[Set problem]: Repeat every entry in the listing below, exactly.

[Extracted records]:

—————

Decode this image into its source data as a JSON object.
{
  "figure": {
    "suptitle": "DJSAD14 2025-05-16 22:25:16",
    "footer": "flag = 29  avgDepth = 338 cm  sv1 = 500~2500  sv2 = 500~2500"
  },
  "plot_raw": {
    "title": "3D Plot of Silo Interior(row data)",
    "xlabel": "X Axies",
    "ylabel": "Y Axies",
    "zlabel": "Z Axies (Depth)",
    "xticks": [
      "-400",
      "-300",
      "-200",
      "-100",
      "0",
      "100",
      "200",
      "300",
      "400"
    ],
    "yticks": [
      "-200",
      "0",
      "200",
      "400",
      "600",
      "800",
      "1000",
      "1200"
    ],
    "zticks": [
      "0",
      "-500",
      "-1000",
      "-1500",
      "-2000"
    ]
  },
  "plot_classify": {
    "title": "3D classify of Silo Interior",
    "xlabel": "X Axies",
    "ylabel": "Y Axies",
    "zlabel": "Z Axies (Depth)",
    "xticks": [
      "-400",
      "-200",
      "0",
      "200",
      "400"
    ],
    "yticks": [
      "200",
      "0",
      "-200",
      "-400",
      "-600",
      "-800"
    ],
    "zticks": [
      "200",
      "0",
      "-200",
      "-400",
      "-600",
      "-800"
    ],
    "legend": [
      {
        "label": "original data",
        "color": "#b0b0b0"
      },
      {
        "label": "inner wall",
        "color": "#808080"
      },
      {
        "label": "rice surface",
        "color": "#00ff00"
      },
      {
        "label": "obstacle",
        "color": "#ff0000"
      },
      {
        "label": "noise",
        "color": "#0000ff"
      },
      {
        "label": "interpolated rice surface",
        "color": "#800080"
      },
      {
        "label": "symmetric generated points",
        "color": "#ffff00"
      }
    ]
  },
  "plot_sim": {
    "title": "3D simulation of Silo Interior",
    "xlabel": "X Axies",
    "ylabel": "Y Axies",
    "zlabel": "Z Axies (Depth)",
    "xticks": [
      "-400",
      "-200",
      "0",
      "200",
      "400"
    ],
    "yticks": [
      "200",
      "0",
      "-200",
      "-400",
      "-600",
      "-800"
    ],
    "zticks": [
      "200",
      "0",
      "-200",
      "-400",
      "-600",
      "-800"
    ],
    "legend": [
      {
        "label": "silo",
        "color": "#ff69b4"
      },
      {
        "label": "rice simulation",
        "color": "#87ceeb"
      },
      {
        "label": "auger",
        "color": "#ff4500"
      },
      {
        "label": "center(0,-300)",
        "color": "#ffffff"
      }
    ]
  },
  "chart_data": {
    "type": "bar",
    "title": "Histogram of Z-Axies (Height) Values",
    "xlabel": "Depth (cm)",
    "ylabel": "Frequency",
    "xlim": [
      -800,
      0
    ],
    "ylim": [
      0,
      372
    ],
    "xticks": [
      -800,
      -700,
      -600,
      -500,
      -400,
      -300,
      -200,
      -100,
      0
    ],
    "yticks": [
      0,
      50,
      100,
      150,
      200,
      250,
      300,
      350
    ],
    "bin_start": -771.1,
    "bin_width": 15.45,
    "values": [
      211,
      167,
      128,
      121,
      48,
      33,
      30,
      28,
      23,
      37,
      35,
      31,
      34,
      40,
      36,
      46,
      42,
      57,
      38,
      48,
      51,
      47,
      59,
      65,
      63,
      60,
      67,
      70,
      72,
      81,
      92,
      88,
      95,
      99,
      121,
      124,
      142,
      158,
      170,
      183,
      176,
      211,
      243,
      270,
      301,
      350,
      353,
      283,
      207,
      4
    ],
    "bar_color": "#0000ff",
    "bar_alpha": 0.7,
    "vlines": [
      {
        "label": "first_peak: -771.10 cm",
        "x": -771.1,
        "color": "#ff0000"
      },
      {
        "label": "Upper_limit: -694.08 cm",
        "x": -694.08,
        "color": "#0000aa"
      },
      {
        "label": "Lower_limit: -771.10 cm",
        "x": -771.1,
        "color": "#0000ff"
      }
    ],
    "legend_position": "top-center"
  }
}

—————

[Full answer]:
Decode this image into its source data as a JSON object.
{
  "figure": {
    "suptitle": "DJSAD14 2025-05-16 22:25:16",
    "footer": "flag = 29  avgDepth = 338 cm  sv1 = 500~2500  sv2 = 500~2500"
  },
  "plot_raw": {
    "title": "3D Plot of Silo Interior(row data)",
    "xlabel": "X Axies",
    "ylabel": "Y Axies",
    "zlabel": "Z Axies (Depth)",
    "xticks": [
      "-400",
      "-300",
      "-200",
      "-100",
      "0",
      "100",
      "200",
      "300",
      "400"
    ],
    "yticks": [
      "-200",
      "0",
      "200",
      "400",
      "600",
      "800",
      "1000",
      "1200"
    ],
    "zticks": [
      "0",
      "-500",
      "-1000",
      "-1500",
      "-2000"
    ]
  },
  "plot_classify": {
    "title": "3D classify of Silo Interior",
    "xlabel": "X Axies",
    "ylabel": "Y Axies",
    "zlabel": "Z Axies (Depth)",
    "xticks": [
      "-400",
      "-200",
      "0",
      "200",
      "400"
    ],
    "yticks": [
      "200",
      "0",
      "-200",
      "-400",
      "-600",
      "-800"
    ],
    "zticks": [
      "200",
      "0",
      "-200",
      "-400",
      "-600",
      "-800"
    ],
    "legend": [
      {
        "label": "original data",
        "color": "#b0b0b0"
      },
      {
        "label": "inner wall",
        "color": "#808080"
      },
      {
        "label": "rice surface",
        "color": "#00ff00"
      },
      {
        "label": "obstacle",
        "color": "#ff0000"
      },
      {
        "label": "noise",
        "color": "#0000ff"
      },
      {
        "label": "interpolated rice surface",
        "color": "#800080"
      },
      {
        "label": "symmetric generated points",
        "color": "#ffff00"
      }
    ]
  },
  "plot_sim": {
    "title": "3D simulation of Silo Interior",
    "xlabel": "X Axies",
    "ylabel": "Y Axies",
    "zlabel": "Z Axies (Depth)",
    "xticks": [
      "-400",
      "-200",
      "0",
      "200",
      "400"
    ],
    "yticks": [
      "200",
      "0",
      "-200",
      "-400",
      "-600",
      "-800"
    ],
    "zticks": [
      "200",
      "0",
      "-200",
      "-400",
      "-600",
      "-800"
    ],
    "legend": [
      {
        "label": "silo",
        "color": "#ff69b4"
      },
      {
        "label": "rice simulation",
        "color": "#87ceeb"
      },
      {
        "label": "auger",
        "color": "#ff4500"
      },
      {
        "label": "center(0,-300)",
        "color": "#ffffff"
      }
    ]
  },
  "chart_data": {
    "type": "bar",
    "title": "Histogram of Z-Axies (Height) Values",
    "xlabel": "Depth (cm)",
    "ylabel": "Frequency",
    "xlim": [
      -800,
      0
    ],
    "ylim": [
      0,
      372
    ],
    "xticks": [
      -800,
      -700,
      -600,
      -500,
      -400,
      -300,
      -200,
      -100,
      0
    ],
    "yticks": [
      0,
      50,
      100,
      150,
      200,
      250,
      300,
      350
    ],
    "bin_start": -771.1,
    "bin_width": 15.45,
    "values": [
      211,
      167,
      128,
      121,
      48,
      33,
      30,
      28,
      23,
      37,
      35,
      31,
      34,
      40,
      36,
      46,
      42,
      57,
      38,
      48,
      51,
      47,
      59,
      65,
      63,
      60,
      67,
      70,
      72,
      81,
      92,
      88,
      95,
      99,
      121,
      124,
      142,
      158,
      170,
      183,
      176,
      211,
      243,
      270,
      301,
      350,
      353,
      283,
      207,
      4
    ],
    "bar_color": "#0000ff",
    "bar_alpha": 0.7,
    "vlines": [
      {
        "label": "first_peak: -771.10 cm",
        "x": -771.1,
        "color": "#ff0000"
      },
      {
        "label": "Upper_limit: -694.08 cm",
        "x": -694.08,
        "color": "#0000aa"
      },
      {
        "label": "Lower_limit: -771.10 cm",
        "x": -771.1,
        "color": "#0000ff"
      }
    ],
    "legend_position": "top-center"
  }
}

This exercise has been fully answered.